[Dataset items]
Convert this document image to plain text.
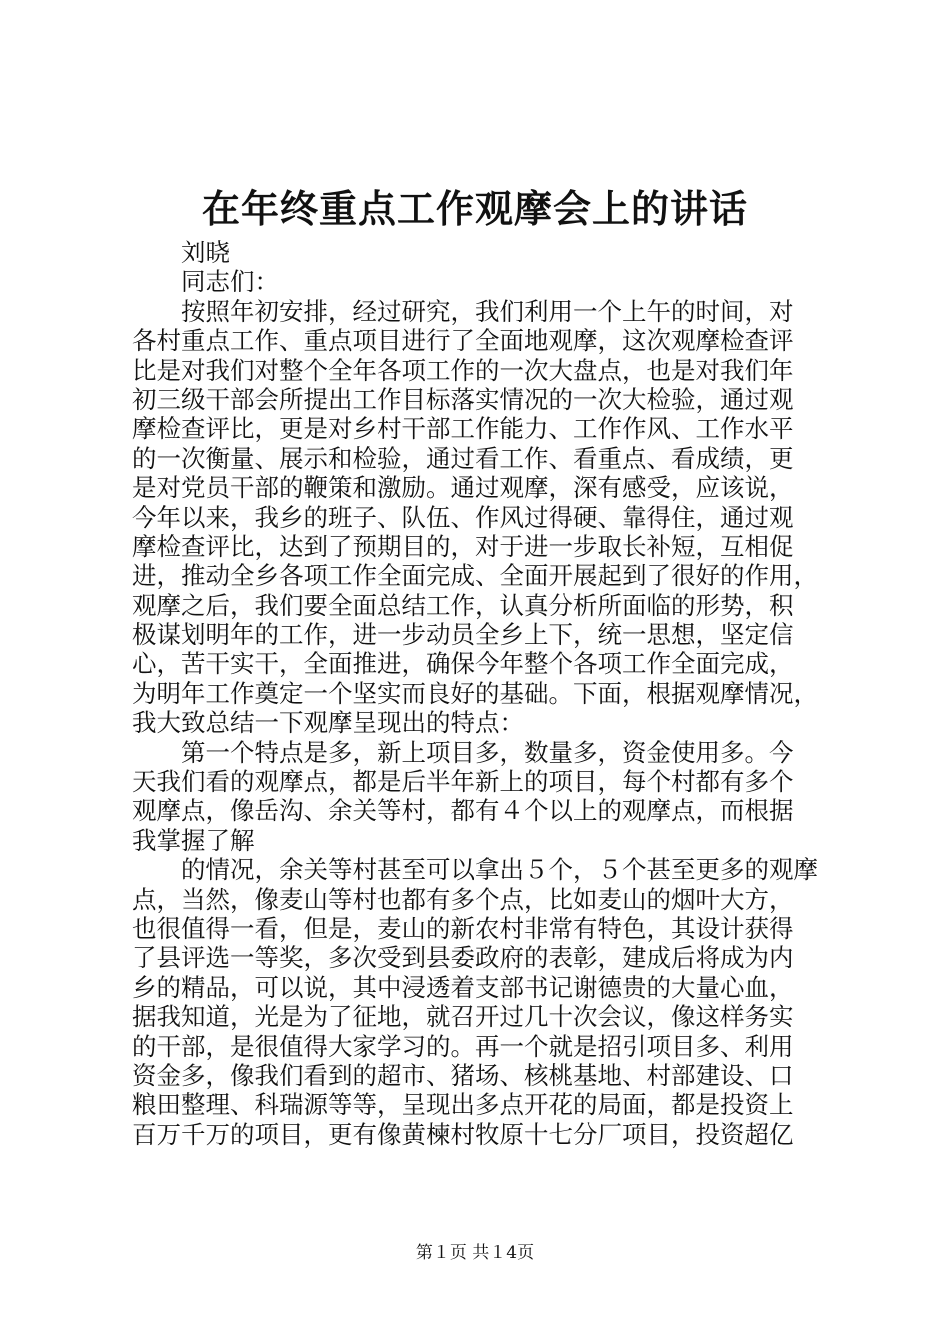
在年终重点工作观摩会上的讲话
刘晓
同志们：
按照年初安排，经过研究，我们利用一个上午的时间，对
各村重点工作、重点项目进行了全面地观摩，这次观摩检查评
比是对我们对整个全年各项工作的一次大盘点，也是对我们年
初三级干部会所提出工作目标落实情况的一次大检验，通过观
摩检查评比，更是对乡村干部工作能力、工作作风、工作水平
的一次衡量、展示和检验，通过看工作、看重点、看成绩，更
是对党员干部的鞭策和激励。通过观摩，深有感受，应该说，
今年以来，我乡的班子、队伍、作风过得硬、靠得住，通过观
摩检查评比，达到了预期目的，对于进一步取长补短，互相促
进，推动全乡各项工作全面完成、全面开展起到了很好的作用，
观摩之后，我们要全面总结工作，认真分析所面临的形势，积
极谋划明年的工作，进一步动员全乡上下，统一思想，坚定信
心，苦干实干，全面推进，确保今年整个各项工作全面完成，
为明年工作奠定一个坚实而良好的基础。下面，根据观摩情况，
我大致总结一下观摩呈现出的特点：
第一个特点是多，新上项目多，数量多，资金使用多。今
天我们看的观摩点，都是后半年新上的项目，每个村都有多个
观摩点，像岳沟、余关等村，都有４个以上的观摩点，而根据
我掌握了解
的情况，余关等村甚至可以拿出５个，５个甚至更多的观摩
点，当然，像麦山等村也都有多个点，比如麦山的烟叶大方，
也很值得一看，但是，麦山的新农村非常有特色，其设计获得
了县评选一等奖，多次受到县委政府的表彰，建成后将成为内
乡的精品，可以说，其中浸透着支部书记谢德贵的大量心血，
据我知道，光是为了征地，就召开过几十次会议，像这样务实
的干部，是很值得大家学习的。再一个就是招引项目多、利用
资金多，像我们看到的超市、猪场、核桃基地、村部建设、口
粮田整理、科瑞源等等，呈现出多点开花的局面，都是投资上
百万千万的项目，更有像黄楝村牧原十七分厂项目，投资超亿
第１页 共１4页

◆ GIVEN EXERCISE
Identify how many lines in the entries above contain the word "摩检查评比" and provide only that figure.

◆ SOLVED EXERCISE
2